**WHAT IS NEEDED**
In the email below about handling trivial changes, what does Josh Elser say he prefers to do with little nit-picky fixes?

**TEXT SECTION**
═══

On Thu, Jan 7, 2016, 09:54 Josh Elser <josh.elser@gmail.com> wrote:

> I think I disagree that they are a lot of work or a big distraction.
>
> The amount of work behind a trivial change (in terms of the tool: git)
> is no different (you commit to all active branches and maybe fix merge
> conflicts).
>
> Personally, I find little nit-picky things good to just piggy-back on
> the original JIRA they were introduced in. For "old" issues (where the
> original change are long dead or the changes were in the initial
> import), I'd rather see a #2 as below. The reasoning is that if I have
> merge conflicts, I can at least see that it was only formatting changes
> (and not some functionality change).
>
> If there are things you believe are worth fixing, they are by definition
> not a distraction.
>
> Overall, I think it's a non-issue, but, when encountering this:
> "reasonable" amounts of batching of trivial changes would be nice (#2).
>
> Christopher wrote:
> > Accumulo Devs,
> >
> > We typically create a JIRA for every change, and then explicitly
> reference
> > that JIRA in the git commit log. Sometimes, this seems like a lot of work
> > (or, at the very least, a big distraction) for *really* trivial
> changes[1].

═══

**LISTED ENTRIES**
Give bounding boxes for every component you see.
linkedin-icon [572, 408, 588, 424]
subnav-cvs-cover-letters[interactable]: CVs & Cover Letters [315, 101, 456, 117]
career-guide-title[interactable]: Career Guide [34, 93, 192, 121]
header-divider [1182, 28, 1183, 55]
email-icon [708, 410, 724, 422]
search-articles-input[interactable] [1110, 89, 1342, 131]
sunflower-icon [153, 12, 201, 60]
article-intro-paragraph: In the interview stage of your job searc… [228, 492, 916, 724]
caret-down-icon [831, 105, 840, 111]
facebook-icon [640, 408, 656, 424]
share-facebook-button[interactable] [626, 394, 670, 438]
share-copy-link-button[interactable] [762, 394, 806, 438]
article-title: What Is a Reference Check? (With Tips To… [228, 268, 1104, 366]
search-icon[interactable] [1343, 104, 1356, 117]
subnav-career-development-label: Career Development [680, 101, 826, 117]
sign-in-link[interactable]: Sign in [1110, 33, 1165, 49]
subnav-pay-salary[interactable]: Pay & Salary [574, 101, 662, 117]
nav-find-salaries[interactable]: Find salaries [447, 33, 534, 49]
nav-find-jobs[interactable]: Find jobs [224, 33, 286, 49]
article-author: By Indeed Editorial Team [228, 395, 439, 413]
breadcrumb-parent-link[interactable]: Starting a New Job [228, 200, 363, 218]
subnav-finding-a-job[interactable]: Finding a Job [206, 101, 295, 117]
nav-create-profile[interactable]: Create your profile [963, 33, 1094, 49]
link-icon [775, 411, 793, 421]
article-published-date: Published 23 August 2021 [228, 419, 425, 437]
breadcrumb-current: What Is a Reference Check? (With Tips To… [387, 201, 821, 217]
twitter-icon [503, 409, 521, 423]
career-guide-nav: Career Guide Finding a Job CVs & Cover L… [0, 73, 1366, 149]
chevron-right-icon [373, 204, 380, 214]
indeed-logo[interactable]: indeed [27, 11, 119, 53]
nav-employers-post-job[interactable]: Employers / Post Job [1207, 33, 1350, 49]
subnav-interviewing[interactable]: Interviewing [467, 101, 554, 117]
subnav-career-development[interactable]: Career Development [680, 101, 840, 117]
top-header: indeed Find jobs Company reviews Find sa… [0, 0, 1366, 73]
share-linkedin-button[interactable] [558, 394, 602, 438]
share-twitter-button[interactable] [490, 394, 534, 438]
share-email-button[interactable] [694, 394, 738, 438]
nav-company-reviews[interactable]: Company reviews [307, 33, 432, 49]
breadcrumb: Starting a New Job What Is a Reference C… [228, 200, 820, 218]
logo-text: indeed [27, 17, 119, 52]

═══

**TASK OUTPUT**
He prefers to piggy-back them on the original JIRA where they were introduced.